======== The data

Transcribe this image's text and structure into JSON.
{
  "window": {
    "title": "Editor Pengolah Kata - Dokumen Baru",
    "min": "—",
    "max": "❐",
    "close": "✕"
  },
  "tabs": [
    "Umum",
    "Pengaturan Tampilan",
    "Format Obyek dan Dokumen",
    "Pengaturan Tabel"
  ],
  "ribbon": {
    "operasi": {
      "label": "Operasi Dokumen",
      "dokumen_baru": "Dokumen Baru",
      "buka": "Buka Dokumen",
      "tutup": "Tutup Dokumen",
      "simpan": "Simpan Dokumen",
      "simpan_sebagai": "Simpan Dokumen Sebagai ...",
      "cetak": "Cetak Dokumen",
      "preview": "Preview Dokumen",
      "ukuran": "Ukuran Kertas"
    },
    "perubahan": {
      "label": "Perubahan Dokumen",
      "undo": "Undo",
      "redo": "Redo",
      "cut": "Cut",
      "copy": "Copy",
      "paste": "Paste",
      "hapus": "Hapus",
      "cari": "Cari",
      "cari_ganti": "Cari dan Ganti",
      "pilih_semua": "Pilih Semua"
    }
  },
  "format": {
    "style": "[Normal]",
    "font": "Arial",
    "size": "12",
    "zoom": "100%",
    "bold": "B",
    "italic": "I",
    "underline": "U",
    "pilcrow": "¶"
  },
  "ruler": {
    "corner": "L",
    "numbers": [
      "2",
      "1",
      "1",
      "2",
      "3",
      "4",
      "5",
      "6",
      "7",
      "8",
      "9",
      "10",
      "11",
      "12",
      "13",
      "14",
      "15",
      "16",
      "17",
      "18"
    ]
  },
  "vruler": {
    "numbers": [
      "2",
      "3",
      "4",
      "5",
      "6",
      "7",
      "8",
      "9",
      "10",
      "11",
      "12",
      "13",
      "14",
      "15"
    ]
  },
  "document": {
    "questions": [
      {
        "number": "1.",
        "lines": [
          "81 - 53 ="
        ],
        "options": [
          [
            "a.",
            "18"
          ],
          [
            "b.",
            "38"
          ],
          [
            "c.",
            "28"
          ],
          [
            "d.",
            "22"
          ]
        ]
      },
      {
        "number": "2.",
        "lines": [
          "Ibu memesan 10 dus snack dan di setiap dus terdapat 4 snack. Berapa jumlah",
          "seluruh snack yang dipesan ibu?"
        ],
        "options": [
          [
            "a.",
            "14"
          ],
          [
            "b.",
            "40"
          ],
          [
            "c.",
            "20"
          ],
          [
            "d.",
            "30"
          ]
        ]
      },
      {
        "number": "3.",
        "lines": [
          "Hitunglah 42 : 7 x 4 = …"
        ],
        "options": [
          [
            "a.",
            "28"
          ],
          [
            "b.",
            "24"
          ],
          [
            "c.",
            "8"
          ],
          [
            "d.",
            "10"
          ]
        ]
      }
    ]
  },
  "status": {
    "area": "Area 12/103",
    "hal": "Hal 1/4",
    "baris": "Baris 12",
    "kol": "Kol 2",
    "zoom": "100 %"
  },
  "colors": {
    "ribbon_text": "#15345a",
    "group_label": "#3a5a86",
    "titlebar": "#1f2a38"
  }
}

================

_Task brief_
Extract the complete listing above, reproducing each line exactly.

_Reply_
Transcribe this image's text and structure into JSON.
{
  "window": {
    "title": "Editor Pengolah Kata - Dokumen Baru",
    "min": "—",
    "max": "❐",
    "close": "✕"
  },
  "tabs": [
    "Umum",
    "Pengaturan Tampilan",
    "Format Obyek dan Dokumen",
    "Pengaturan Tabel"
  ],
  "ribbon": {
    "operasi": {
      "label": "Operasi Dokumen",
      "dokumen_baru": "Dokumen Baru",
      "buka": "Buka Dokumen",
      "tutup": "Tutup Dokumen",
      "simpan": "Simpan Dokumen",
      "simpan_sebagai": "Simpan Dokumen Sebagai ...",
      "cetak": "Cetak Dokumen",
      "preview": "Preview Dokumen",
      "ukuran": "Ukuran Kertas"
    },
    "perubahan": {
      "label": "Perubahan Dokumen",
      "undo": "Undo",
      "redo": "Redo",
      "cut": "Cut",
      "copy": "Copy",
      "paste": "Paste",
      "hapus": "Hapus",
      "cari": "Cari",
      "cari_ganti": "Cari dan Ganti",
      "pilih_semua": "Pilih Semua"
    }
  },
  "format": {
    "style": "[Normal]",
    "font": "Arial",
    "size": "12",
    "zoom": "100%",
    "bold": "B",
    "italic": "I",
    "underline": "U",
    "pilcrow": "¶"
  },
  "ruler": {
    "corner": "L",
    "numbers": [
      "2",
      "1",
      "1",
      "2",
      "3",
      "4",
      "5",
      "6",
      "7",
      "8",
      "9",
      "10",
      "11",
      "12",
      "13",
      "14",
      "15",
      "16",
      "17",
      "18"
    ]
  },
  "vruler": {
    "numbers": [
      "2",
      "3",
      "4",
      "5",
      "6",
      "7",
      "8",
      "9",
      "10",
      "11",
      "12",
      "13",
      "14",
      "15"
    ]
  },
  "document": {
    "questions": [
      {
        "number": "1.",
        "lines": [
          "81 - 53 ="
        ],
        "options": [
          [
            "a.",
            "18"
          ],
          [
            "b.",
            "38"
          ],
          [
            "c.",
            "28"
          ],
          [
            "d.",
            "22"
          ]
        ]
      },
      {
        "number": "2.",
        "lines": [
          "Ibu memesan 10 dus snack dan di setiap dus terdapat 4 snack. Berapa jumlah",
          "seluruh snack yang dipesan ibu?"
        ],
        "options": [
          [
            "a.",
            "14"
          ],
          [
            "b.",
            "40"
          ],
          [
            "c.",
            "20"
          ],
          [
            "d.",
            "30"
          ]
        ]
      },
      {
        "number": "3.",
        "lines": [
          "Hitunglah 42 : 7 x 4 = …"
        ],
        "options": [
          [
            "a.",
            "28"
          ],
          [
            "b.",
            "24"
          ],
          [
            "c.",
            "8"
          ],
          [
            "d.",
            "10"
          ]
        ]
      }
    ]
  },
  "status": {
    "area": "Area 12/103",
    "hal": "Hal 1/4",
    "baris": "Baris 12",
    "kol": "Kol 2",
    "zoom": "100 %"
  },
  "colors": {
    "ribbon_text": "#15345a",
    "group_label": "#3a5a86",
    "titlebar": "#1f2a38"
  }
}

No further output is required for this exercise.